Copy, from the entries below, each line in which the string "communities" appears.

-- start Records provided --

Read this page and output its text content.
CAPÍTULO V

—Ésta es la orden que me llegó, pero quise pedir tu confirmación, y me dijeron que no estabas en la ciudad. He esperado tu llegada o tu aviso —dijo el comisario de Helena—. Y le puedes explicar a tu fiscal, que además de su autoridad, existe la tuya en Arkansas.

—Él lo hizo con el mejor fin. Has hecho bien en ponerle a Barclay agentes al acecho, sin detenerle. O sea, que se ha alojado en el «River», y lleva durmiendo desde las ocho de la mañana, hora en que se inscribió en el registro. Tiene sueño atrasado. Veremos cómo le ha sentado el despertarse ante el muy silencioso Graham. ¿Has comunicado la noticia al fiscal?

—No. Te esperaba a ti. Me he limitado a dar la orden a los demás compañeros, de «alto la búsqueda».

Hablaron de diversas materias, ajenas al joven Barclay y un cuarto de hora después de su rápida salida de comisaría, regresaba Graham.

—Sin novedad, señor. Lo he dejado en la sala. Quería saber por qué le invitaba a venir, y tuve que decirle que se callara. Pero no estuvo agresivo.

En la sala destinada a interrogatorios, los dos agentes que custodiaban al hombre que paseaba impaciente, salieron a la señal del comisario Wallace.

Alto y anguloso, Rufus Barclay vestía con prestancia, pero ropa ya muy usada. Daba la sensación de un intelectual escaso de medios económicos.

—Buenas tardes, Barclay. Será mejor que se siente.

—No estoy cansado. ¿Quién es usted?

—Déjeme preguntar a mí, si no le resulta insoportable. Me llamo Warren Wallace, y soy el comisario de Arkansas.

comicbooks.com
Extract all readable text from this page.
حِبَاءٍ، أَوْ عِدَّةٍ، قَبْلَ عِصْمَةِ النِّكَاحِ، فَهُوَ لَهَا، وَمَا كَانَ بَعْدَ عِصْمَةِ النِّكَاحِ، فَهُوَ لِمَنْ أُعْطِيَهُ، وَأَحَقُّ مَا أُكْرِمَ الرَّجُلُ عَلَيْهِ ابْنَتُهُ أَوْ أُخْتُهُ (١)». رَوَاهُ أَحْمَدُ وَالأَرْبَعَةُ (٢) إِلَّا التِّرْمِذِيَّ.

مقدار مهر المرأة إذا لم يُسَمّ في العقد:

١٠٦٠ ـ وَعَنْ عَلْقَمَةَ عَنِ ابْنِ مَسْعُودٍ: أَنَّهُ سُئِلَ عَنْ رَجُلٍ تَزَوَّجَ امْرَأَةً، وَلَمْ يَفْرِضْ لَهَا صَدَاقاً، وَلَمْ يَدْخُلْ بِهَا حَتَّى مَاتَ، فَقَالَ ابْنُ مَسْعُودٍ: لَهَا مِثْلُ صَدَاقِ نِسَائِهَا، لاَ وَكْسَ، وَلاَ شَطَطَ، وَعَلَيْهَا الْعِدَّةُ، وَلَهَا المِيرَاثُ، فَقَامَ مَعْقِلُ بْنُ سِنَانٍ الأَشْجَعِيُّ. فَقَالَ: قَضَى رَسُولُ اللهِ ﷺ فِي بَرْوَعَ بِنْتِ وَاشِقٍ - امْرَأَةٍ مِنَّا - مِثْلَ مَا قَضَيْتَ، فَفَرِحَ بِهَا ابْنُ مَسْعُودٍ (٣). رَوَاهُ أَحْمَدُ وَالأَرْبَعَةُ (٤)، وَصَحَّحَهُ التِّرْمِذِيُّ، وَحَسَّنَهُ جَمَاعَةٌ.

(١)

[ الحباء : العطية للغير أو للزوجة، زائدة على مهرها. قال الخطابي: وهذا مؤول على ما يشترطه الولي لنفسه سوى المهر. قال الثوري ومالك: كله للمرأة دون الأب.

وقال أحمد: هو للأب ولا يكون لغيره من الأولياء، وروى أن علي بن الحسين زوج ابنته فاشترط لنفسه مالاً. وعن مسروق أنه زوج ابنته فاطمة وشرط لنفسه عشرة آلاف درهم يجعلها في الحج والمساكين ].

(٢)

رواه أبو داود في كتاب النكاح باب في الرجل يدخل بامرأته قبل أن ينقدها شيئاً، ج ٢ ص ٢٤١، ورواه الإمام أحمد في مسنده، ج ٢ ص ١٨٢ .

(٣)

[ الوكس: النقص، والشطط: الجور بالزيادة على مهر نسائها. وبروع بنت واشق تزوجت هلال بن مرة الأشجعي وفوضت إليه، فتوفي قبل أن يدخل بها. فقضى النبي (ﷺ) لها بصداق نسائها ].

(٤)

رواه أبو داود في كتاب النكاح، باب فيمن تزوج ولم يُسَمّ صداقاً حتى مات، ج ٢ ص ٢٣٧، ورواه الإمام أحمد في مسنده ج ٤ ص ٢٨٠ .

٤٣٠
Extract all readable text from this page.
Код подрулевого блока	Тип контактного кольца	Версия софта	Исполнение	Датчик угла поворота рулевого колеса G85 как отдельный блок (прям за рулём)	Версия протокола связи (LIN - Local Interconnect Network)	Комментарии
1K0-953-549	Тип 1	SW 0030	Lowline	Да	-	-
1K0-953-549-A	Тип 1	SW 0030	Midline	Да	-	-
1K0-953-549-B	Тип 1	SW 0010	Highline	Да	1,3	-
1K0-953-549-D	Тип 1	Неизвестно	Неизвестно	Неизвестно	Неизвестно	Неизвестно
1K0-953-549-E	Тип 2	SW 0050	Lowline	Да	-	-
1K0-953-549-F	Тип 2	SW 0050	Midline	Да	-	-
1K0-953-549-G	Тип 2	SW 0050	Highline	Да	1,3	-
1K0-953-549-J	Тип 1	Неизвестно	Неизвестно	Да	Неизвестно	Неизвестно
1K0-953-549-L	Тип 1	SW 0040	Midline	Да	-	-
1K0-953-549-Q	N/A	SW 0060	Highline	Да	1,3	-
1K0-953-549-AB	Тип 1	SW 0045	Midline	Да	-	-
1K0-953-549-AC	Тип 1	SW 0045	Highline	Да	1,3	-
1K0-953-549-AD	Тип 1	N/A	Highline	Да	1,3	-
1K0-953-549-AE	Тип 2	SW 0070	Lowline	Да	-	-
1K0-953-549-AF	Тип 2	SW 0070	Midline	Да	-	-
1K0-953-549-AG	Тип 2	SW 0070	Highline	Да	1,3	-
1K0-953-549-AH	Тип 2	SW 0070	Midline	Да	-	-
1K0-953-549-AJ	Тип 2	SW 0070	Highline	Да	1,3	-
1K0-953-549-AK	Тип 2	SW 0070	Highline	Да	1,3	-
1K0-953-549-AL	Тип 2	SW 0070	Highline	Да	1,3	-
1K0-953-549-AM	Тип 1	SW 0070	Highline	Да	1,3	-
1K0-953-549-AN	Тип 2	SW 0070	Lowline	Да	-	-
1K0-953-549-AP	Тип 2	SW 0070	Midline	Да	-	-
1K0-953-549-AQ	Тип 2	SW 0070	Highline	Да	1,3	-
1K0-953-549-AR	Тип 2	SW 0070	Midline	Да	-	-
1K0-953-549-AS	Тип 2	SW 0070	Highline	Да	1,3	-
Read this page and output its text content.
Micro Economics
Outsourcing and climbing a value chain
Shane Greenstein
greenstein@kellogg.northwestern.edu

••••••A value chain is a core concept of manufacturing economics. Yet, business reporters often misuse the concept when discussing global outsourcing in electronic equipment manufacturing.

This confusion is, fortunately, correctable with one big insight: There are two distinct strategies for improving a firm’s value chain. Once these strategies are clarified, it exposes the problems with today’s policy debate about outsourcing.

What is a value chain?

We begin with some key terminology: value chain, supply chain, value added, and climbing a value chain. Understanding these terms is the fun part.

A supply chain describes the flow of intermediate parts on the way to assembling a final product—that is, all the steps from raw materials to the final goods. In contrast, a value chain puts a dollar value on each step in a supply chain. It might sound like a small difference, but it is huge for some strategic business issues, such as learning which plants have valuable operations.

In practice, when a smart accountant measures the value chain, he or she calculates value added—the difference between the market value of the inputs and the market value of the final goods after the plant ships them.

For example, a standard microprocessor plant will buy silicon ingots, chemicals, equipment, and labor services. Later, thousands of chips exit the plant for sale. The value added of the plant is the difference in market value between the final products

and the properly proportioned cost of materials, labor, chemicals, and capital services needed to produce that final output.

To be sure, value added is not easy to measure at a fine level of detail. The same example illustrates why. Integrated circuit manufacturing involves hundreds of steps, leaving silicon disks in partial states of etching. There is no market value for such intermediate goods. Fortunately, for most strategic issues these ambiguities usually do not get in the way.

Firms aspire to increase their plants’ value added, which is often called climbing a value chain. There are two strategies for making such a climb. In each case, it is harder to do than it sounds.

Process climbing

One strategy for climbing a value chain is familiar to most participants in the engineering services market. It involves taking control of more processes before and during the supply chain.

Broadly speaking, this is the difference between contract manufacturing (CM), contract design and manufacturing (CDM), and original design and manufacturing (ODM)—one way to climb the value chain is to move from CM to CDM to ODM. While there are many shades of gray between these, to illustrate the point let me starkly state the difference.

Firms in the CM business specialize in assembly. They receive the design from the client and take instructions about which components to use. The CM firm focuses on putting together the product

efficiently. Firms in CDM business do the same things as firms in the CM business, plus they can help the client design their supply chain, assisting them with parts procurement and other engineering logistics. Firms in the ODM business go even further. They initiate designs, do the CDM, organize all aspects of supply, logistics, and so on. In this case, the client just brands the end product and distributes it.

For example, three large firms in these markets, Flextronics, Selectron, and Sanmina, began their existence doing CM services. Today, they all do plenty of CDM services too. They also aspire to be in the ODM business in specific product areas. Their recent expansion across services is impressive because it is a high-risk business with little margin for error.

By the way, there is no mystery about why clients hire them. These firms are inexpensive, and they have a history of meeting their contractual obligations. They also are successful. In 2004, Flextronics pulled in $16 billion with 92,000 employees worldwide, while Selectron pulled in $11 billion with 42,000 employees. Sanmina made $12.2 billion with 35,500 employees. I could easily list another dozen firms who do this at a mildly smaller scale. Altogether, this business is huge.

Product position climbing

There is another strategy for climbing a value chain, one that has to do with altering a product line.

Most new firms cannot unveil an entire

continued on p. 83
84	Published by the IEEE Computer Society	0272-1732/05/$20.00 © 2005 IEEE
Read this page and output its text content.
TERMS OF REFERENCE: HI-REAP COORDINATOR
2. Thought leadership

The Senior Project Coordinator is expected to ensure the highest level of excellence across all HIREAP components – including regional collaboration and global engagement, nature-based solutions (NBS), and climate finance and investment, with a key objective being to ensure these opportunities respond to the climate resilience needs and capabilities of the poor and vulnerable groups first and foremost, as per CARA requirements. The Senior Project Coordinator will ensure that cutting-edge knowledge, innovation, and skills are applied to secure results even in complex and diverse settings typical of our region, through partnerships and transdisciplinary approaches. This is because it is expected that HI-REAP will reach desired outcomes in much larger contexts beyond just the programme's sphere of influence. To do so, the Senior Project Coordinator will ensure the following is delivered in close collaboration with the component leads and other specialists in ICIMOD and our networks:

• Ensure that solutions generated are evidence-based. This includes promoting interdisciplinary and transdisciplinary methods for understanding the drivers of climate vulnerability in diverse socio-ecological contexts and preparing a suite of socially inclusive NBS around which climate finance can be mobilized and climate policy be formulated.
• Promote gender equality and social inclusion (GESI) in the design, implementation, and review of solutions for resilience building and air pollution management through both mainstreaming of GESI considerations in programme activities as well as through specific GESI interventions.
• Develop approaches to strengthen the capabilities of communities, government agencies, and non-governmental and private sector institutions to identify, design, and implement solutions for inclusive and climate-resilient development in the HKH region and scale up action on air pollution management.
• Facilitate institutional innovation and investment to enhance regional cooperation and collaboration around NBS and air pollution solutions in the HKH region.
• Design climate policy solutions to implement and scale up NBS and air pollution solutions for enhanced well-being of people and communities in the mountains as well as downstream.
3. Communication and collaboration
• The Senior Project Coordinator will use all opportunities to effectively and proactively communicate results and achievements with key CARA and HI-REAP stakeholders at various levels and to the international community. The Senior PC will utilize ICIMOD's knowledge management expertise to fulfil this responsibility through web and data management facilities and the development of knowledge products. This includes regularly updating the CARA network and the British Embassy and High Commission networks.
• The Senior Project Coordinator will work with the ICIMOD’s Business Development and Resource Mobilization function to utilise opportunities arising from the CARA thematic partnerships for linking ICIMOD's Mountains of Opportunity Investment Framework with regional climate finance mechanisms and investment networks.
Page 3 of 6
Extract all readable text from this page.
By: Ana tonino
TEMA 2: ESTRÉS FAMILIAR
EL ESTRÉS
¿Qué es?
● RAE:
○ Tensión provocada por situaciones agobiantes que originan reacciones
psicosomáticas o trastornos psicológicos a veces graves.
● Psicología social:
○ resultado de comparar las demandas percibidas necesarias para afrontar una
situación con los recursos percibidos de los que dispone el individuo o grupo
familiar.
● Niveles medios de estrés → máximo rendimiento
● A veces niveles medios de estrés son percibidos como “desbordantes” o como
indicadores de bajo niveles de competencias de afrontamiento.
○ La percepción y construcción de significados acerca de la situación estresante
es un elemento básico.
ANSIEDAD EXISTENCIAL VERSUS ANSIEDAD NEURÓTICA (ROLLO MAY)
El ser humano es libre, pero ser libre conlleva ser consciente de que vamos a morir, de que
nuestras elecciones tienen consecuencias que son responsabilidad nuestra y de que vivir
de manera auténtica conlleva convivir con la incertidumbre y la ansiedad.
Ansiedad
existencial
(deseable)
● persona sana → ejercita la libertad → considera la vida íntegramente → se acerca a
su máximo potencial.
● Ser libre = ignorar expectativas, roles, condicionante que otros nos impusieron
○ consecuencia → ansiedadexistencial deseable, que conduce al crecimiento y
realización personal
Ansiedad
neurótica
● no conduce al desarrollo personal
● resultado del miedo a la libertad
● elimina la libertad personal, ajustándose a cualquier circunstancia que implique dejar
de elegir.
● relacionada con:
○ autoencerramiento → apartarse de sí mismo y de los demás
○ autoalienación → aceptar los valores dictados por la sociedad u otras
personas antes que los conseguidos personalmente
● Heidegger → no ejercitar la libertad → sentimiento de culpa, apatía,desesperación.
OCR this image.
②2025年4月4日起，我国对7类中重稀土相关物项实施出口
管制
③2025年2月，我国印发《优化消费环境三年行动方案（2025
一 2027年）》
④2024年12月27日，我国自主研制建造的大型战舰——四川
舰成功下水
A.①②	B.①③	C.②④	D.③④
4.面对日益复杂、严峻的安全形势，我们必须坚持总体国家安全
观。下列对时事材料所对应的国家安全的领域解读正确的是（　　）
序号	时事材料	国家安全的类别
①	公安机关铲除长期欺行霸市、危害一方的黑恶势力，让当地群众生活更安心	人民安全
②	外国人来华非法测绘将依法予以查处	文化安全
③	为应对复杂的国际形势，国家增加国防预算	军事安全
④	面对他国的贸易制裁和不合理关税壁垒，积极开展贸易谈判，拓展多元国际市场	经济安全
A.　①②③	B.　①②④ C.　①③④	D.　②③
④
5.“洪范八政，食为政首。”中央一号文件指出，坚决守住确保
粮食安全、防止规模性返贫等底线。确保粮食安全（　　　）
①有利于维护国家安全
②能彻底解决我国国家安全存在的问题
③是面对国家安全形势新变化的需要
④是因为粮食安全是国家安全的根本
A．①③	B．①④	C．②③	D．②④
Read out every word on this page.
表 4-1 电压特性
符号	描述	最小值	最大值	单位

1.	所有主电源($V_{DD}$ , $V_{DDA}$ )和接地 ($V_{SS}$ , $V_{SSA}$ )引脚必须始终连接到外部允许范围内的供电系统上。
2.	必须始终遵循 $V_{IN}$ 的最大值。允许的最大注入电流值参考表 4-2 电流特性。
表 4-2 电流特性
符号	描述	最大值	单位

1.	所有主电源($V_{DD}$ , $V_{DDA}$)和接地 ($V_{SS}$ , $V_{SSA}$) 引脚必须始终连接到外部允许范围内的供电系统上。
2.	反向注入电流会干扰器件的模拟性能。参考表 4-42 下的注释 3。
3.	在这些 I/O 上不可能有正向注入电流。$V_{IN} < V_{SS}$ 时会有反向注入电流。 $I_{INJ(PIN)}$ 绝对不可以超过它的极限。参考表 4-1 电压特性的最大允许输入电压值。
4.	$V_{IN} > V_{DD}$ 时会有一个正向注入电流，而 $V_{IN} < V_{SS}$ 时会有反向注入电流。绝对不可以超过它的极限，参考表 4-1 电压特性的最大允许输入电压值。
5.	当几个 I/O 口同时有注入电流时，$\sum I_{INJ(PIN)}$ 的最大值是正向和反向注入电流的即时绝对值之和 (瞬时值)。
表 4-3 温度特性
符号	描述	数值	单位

-- end Records provided --

§ Problem solution:
• Develop approaches to strengthen the capabilities of communities, government agencies, and non-governmental and private sector institutions to identify, design, and implement solutions for inclusive and climate-resilient development in the HKH region and scale up action on air pollution management.
• Design climate policy solutions to implement and scale up NBS and air pollution solutions for enhanced well-being of people and communities in the mountains as well as downstream.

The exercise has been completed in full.